→ The exercise: Leave out the pictures and transcribe everything else exactly.

Stored items from a collection

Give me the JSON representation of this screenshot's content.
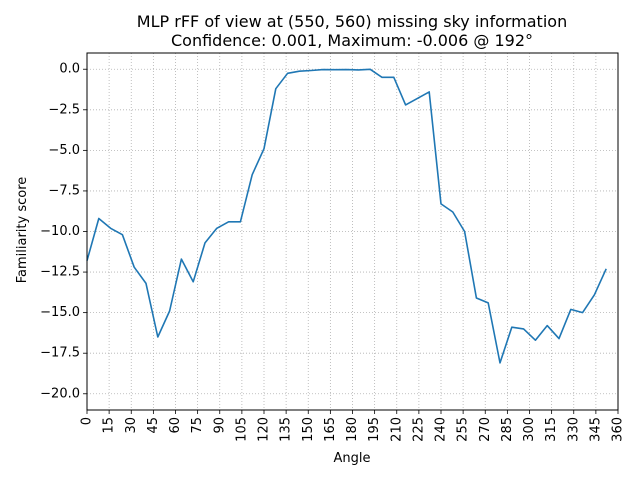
{
  "chart_data": {
    "type": "line",
    "title": "MLP rFF of view at (550, 560) missing sky information",
    "subtitle": "Confidence: 0.001, Maximum: -0.006 @ 192°",
    "xlabel": "Angle",
    "ylabel": "Familiarity score",
    "xlim": [
      0,
      360
    ],
    "ylim": [
      -21,
      1
    ],
    "x_ticks": [
      "0",
      "15",
      "30",
      "45",
      "60",
      "75",
      "90",
      "105",
      "120",
      "135",
      "150",
      "165",
      "180",
      "195",
      "210",
      "225",
      "240",
      "255",
      "270",
      "285",
      "300",
      "315",
      "330",
      "345",
      "360"
    ],
    "x_tick_values": [
      0,
      15,
      30,
      45,
      60,
      75,
      90,
      105,
      120,
      135,
      150,
      165,
      180,
      195,
      210,
      225,
      240,
      255,
      270,
      285,
      300,
      315,
      330,
      345,
      360
    ],
    "y_ticks": [
      "0.0",
      "−2.5",
      "−5.0",
      "−7.5",
      "−10.0",
      "−12.5",
      "−15.0",
      "−17.5",
      "−20.0"
    ],
    "y_tick_values": [
      0,
      -2.5,
      -5,
      -7.5,
      -10,
      -12.5,
      -15,
      -17.5,
      -20
    ],
    "grid": true,
    "line_color": "#1f77b4",
    "series": [
      {
        "x": [
          0,
          8,
          16,
          24,
          32,
          40,
          48,
          56,
          64,
          72,
          80,
          88,
          96,
          104,
          112,
          120,
          128,
          136,
          144,
          152,
          160,
          168,
          176,
          184,
          192,
          200,
          208,
          216,
          224,
          232,
          240,
          248,
          256,
          264,
          272,
          280,
          288,
          296,
          304,
          312,
          320,
          328,
          336,
          344,
          352
        ],
        "values": [
          -11.8,
          -9.2,
          -9.8,
          -10.2,
          -12.2,
          -13.2,
          -16.5,
          -14.9,
          -11.7,
          -13.1,
          -10.7,
          -9.8,
          -9.4,
          -9.4,
          -6.5,
          -4.9,
          -1.2,
          -0.25,
          -0.12,
          -0.08,
          -0.02,
          -0.03,
          -0.02,
          -0.04,
          -0.006,
          -0.5,
          -0.5,
          -2.2,
          -1.8,
          -1.4,
          -8.3,
          -8.8,
          -10.0,
          -14.1,
          -14.4,
          -18.1,
          -15.9,
          -16.0,
          -16.7,
          -15.8,
          -16.6,
          -14.8,
          -15.0,
          -13.9,
          -12.3
        ]
      }
    ]
  }
}
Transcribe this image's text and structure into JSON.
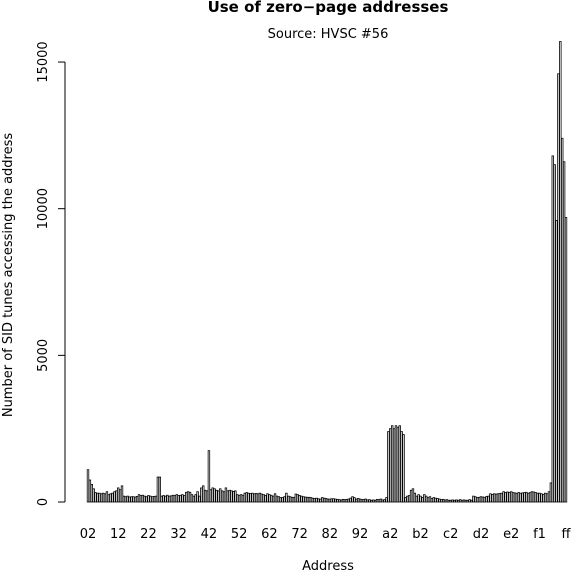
{
  "chart_data": {
    "type": "bar",
    "title": "Use of zero−page addresses",
    "subtitle": "Source: HVSC #56",
    "x_label": "Address",
    "y_label": "Number of SID tunes accessing the address",
    "color": "#ffffff",
    "edge_color": "#000000",
    "ylim": [
      0,
      15700
    ],
    "yticks": [
      0,
      5000,
      10000,
      15000
    ],
    "categories": [
      "02",
      null,
      null,
      null,
      null,
      null,
      null,
      null,
      null,
      null,
      null,
      null,
      null,
      null,
      null,
      null,
      "12",
      null,
      null,
      null,
      null,
      null,
      null,
      null,
      null,
      null,
      null,
      null,
      null,
      null,
      null,
      null,
      "22",
      null,
      null,
      null,
      null,
      null,
      null,
      null,
      null,
      null,
      null,
      null,
      null,
      null,
      null,
      null,
      "32",
      null,
      null,
      null,
      null,
      null,
      null,
      null,
      null,
      null,
      null,
      null,
      null,
      null,
      null,
      null,
      "42",
      null,
      null,
      null,
      null,
      null,
      null,
      null,
      null,
      null,
      null,
      null,
      null,
      null,
      null,
      null,
      "52",
      null,
      null,
      null,
      null,
      null,
      null,
      null,
      null,
      null,
      null,
      null,
      null,
      null,
      null,
      null,
      "62",
      null,
      null,
      null,
      null,
      null,
      null,
      null,
      null,
      null,
      null,
      null,
      null,
      null,
      null,
      null,
      "72",
      null,
      null,
      null,
      null,
      null,
      null,
      null,
      null,
      null,
      null,
      null,
      null,
      null,
      null,
      null,
      "82",
      null,
      null,
      null,
      null,
      null,
      null,
      null,
      null,
      null,
      null,
      null,
      null,
      null,
      null,
      null,
      "92",
      null,
      null,
      null,
      null,
      null,
      null,
      null,
      null,
      null,
      null,
      null,
      null,
      null,
      null,
      null,
      "a2",
      null,
      null,
      null,
      null,
      null,
      null,
      null,
      null,
      null,
      null,
      null,
      null,
      null,
      null,
      null,
      "b2",
      null,
      null,
      null,
      null,
      null,
      null,
      null,
      null,
      null,
      null,
      null,
      null,
      null,
      null,
      null,
      "c2",
      null,
      null,
      null,
      null,
      null,
      null,
      null,
      null,
      null,
      null,
      null,
      null,
      null,
      null,
      null,
      "d2",
      null,
      null,
      null,
      null,
      null,
      null,
      null,
      null,
      null,
      null,
      null,
      null,
      null,
      null,
      null,
      "e2",
      null,
      null,
      null,
      null,
      null,
      null,
      null,
      null,
      null,
      null,
      null,
      null,
      null,
      null,
      "f1",
      null,
      null,
      null,
      null,
      null,
      null,
      null,
      null,
      null,
      null,
      null,
      null,
      null,
      "ff"
    ],
    "values": [
      1100,
      750,
      600,
      450,
      320,
      300,
      300,
      280,
      300,
      280,
      350,
      250,
      280,
      300,
      350,
      380,
      480,
      420,
      550,
      200,
      180,
      200,
      170,
      180,
      180,
      170,
      190,
      250,
      220,
      230,
      200,
      180,
      220,
      200,
      180,
      190,
      200,
      850,
      850,
      200,
      220,
      200,
      230,
      200,
      210,
      230,
      220,
      250,
      220,
      230,
      250,
      220,
      330,
      350,
      330,
      250,
      200,
      250,
      350,
      200,
      480,
      550,
      400,
      380,
      1750,
      420,
      480,
      450,
      400,
      380,
      450,
      380,
      350,
      480,
      380,
      400,
      380,
      360,
      380,
      250,
      230,
      250,
      230,
      300,
      320,
      300,
      290,
      300,
      280,
      290,
      280,
      300,
      270,
      250,
      220,
      280,
      250,
      230,
      200,
      280,
      200,
      180,
      150,
      150,
      180,
      300,
      200,
      180,
      160,
      160,
      270,
      250,
      220,
      200,
      180,
      170,
      160,
      160,
      150,
      130,
      120,
      130,
      110,
      100,
      150,
      130,
      120,
      100,
      100,
      110,
      110,
      100,
      90,
      80,
      70,
      90,
      80,
      90,
      100,
      130,
      180,
      150,
      100,
      120,
      100,
      80,
      90,
      100,
      70,
      80,
      60,
      70,
      60,
      90,
      80,
      100,
      70,
      80,
      150,
      2400,
      2500,
      2600,
      2500,
      2600,
      2550,
      2600,
      2400,
      2300,
      150,
      200,
      220,
      400,
      450,
      300,
      200,
      250,
      200,
      150,
      250,
      200,
      150,
      180,
      120,
      150,
      130,
      120,
      100,
      80,
      90,
      70,
      80,
      60,
      60,
      70,
      60,
      70,
      60,
      80,
      60,
      70,
      60,
      60,
      80,
      60,
      200,
      180,
      150,
      160,
      180,
      170,
      160,
      190,
      200,
      280,
      260,
      280,
      270,
      280,
      290,
      300,
      350,
      320,
      340,
      330,
      350,
      320,
      310,
      300,
      320,
      300,
      310,
      320,
      330,
      300,
      320,
      350,
      340,
      320,
      300,
      300,
      280,
      260,
      300,
      280,
      350,
      650,
      11800,
      11500,
      9600,
      14600,
      15700,
      12400,
      11600,
      9700
    ]
  }
}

→ Task result:
Give me the JSON representation of this screenshot's content.
{
  "chart_data": {
    "type": "line",
    "title": "MLP rFF of view at (550, 560) missing sky information",
    "subtitle": "Confidence: 0.001, Maximum: -0.006 @ 192°",
    "xlabel": "Angle",
    "ylabel": "Familiarity score",
    "xlim": [
      0,
      360
    ],
    "ylim": [
      -21,
      1
    ],
    "x_ticks": [
      "0",
      "15",
      "30",
      "45",
      "60",
      "75",
      "90",
      "105",
      "120",
      "135",
      "150",
      "165",
      "180",
      "195",
      "210",
      "225",
      "240",
      "255",
      "270",
      "285",
      "300",
      "315",
      "330",
      "345",
      "360"
    ],
    "x_tick_values": [
      0,
      15,
      30,
      45,
      60,
      75,
      90,
      105,
      120,
      135,
      150,
      165,
      180,
      195,
      210,
      225,
      240,
      255,
      270,
      285,
      300,
      315,
      330,
      345,
      360
    ],
    "y_ticks": [
      "0.0",
      "−2.5",
      "−5.0",
      "−7.5",
      "−10.0",
      "−12.5",
      "−15.0",
      "−17.5",
      "−20.0"
    ],
    "y_tick_values": [
      0,
      -2.5,
      -5,
      -7.5,
      -10,
      -12.5,
      -15,
      -17.5,
      -20
    ],
    "grid": true,
    "line_color": "#1f77b4",
    "series": [
      {
        "x": [
          0,
          8,
          16,
          24,
          32,
          40,
          48,
          56,
          64,
          72,
          80,
          88,
          96,
          104,
          112,
          120,
          128,
          136,
          144,
          152,
          160,
          168,
          176,
          184,
          192,
          200,
          208,
          216,
          224,
          232,
          240,
          248,
          256,
          264,
          272,
          280,
          288,
          296,
          304,
          312,
          320,
          328,
          336,
          344,
          352
        ],
        "values": [
          -11.8,
          -9.2,
          -9.8,
          -10.2,
          -12.2,
          -13.2,
          -16.5,
          -14.9,
          -11.7,
          -13.1,
          -10.7,
          -9.8,
          -9.4,
          -9.4,
          -6.5,
          -4.9,
          -1.2,
          -0.25,
          -0.12,
          -0.08,
          -0.02,
          -0.03,
          -0.02,
          -0.04,
          -0.006,
          -0.5,
          -0.5,
          -2.2,
          -1.8,
          -1.4,
          -8.3,
          -8.8,
          -10.0,
          -14.1,
          -14.4,
          -18.1,
          -15.9,
          -16.0,
          -16.7,
          -15.8,
          -16.6,
          -14.8,
          -15.0,
          -13.9,
          -12.3
        ]
      }
    ]
  }
}
Transcribe this image's text and structure into JSON.
{
  "chart_data": {
    "type": "bar",
    "title": "Use of zero−page addresses",
    "subtitle": "Source: HVSC #56",
    "x_label": "Address",
    "y_label": "Number of SID tunes accessing the address",
    "color": "#ffffff",
    "edge_color": "#000000",
    "ylim": [
      0,
      15700
    ],
    "yticks": [
      0,
      5000,
      10000,
      15000
    ],
    "categories": [
      "02",
      null,
      null,
      null,
      null,
      null,
      null,
      null,
      null,
      null,
      null,
      null,
      null,
      null,
      null,
      null,
      "12",
      null,
      null,
      null,
      null,
      null,
      null,
      null,
      null,
      null,
      null,
      null,
      null,
      null,
      null,
      null,
      "22",
      null,
      null,
      null,
      null,
      null,
      null,
      null,
      null,
      null,
      null,
      null,
      null,
      null,
      null,
      null,
      "32",
      null,
      null,
      null,
      null,
      null,
      null,
      null,
      null,
      null,
      null,
      null,
      null,
      null,
      null,
      null,
      "42",
      null,
      null,
      null,
      null,
      null,
      null,
      null,
      null,
      null,
      null,
      null,
      null,
      null,
      null,
      null,
      "52",
      null,
      null,
      null,
      null,
      null,
      null,
      null,
      null,
      null,
      null,
      null,
      null,
      null,
      null,
      null,
      "62",
      null,
      null,
      null,
      null,
      null,
      null,
      null,
      null,
      null,
      null,
      null,
      null,
      null,
      null,
      null,
      "72",
      null,
      null,
      null,
      null,
      null,
      null,
      null,
      null,
      null,
      null,
      null,
      null,
      null,
      null,
      null,
      "82",
      null,
      null,
      null,
      null,
      null,
      null,
      null,
      null,
      null,
      null,
      null,
      null,
      null,
      null,
      null,
      "92",
      null,
      null,
      null,
      null,
      null,
      null,
      null,
      null,
      null,
      null,
      null,
      null,
      null,
      null,
      null,
      "a2",
      null,
      null,
      null,
      null,
      null,
      null,
      null,
      null,
      null,
      null,
      null,
      null,
      null,
      null,
      null,
      "b2",
      null,
      null,
      null,
      null,
      null,
      null,
      null,
      null,
      null,
      null,
      null,
      null,
      null,
      null,
      null,
      "c2",
      null,
      null,
      null,
      null,
      null,
      null,
      null,
      null,
      null,
      null,
      null,
      null,
      null,
      null,
      null,
      "d2",
      null,
      null,
      null,
      null,
      null,
      null,
      null,
      null,
      null,
      null,
      null,
      null,
      null,
      null,
      null,
      "e2",
      null,
      null,
      null,
      null,
      null,
      null,
      null,
      null,
      null,
      null,
      null,
      null,
      null,
      null,
      "f1",
      null,
      null,
      null,
      null,
      null,
      null,
      null,
      null,
      null,
      null,
      null,
      null,
      null,
      "ff"
    ],
    "values": [
      1100,
      750,
      600,
      450,
      320,
      300,
      300,
      280,
      300,
      280,
      350,
      250,
      280,
      300,
      350,
      380,
      480,
      420,
      550,
      200,
      180,
      200,
      170,
      180,
      180,
      170,
      190,
      250,
      220,
      230,
      200,
      180,
      220,
      200,
      180,
      190,
      200,
      850,
      850,
      200,
      220,
      200,
      230,
      200,
      210,
      230,
      220,
      250,
      220,
      230,
      250,
      220,
      330,
      350,
      330,
      250,
      200,
      250,
      350,
      200,
      480,
      550,
      400,
      380,
      1750,
      420,
      480,
      450,
      400,
      380,
      450,
      380,
      350,
      480,
      380,
      400,
      380,
      360,
      380,
      250,
      230,
      250,
      230,
      300,
      320,
      300,
      290,
      300,
      280,
      290,
      280,
      300,
      270,
      250,
      220,
      280,
      250,
      230,
      200,
      280,
      200,
      180,
      150,
      150,
      180,
      300,
      200,
      180,
      160,
      160,
      270,
      250,
      220,
      200,
      180,
      170,
      160,
      160,
      150,
      130,
      120,
      130,
      110,
      100,
      150,
      130,
      120,
      100,
      100,
      110,
      110,
      100,
      90,
      80,
      70,
      90,
      80,
      90,
      100,
      130,
      180,
      150,
      100,
      120,
      100,
      80,
      90,
      100,
      70,
      80,
      60,
      70,
      60,
      90,
      80,
      100,
      70,
      80,
      150,
      2400,
      2500,
      2600,
      2500,
      2600,
      2550,
      2600,
      2400,
      2300,
      150,
      200,
      220,
      400,
      450,
      300,
      200,
      250,
      200,
      150,
      250,
      200,
      150,
      180,
      120,
      150,
      130,
      120,
      100,
      80,
      90,
      70,
      80,
      60,
      60,
      70,
      60,
      70,
      60,
      80,
      60,
      70,
      60,
      60,
      80,
      60,
      200,
      180,
      150,
      160,
      180,
      170,
      160,
      190,
      200,
      280,
      260,
      280,
      270,
      280,
      290,
      300,
      350,
      320,
      340,
      330,
      350,
      320,
      310,
      300,
      320,
      300,
      310,
      320,
      330,
      300,
      320,
      350,
      340,
      320,
      300,
      300,
      280,
      260,
      300,
      280,
      350,
      650,
      11800,
      11500,
      9600,
      14600,
      15700,
      12400,
      11600,
      9700
    ]
  }
}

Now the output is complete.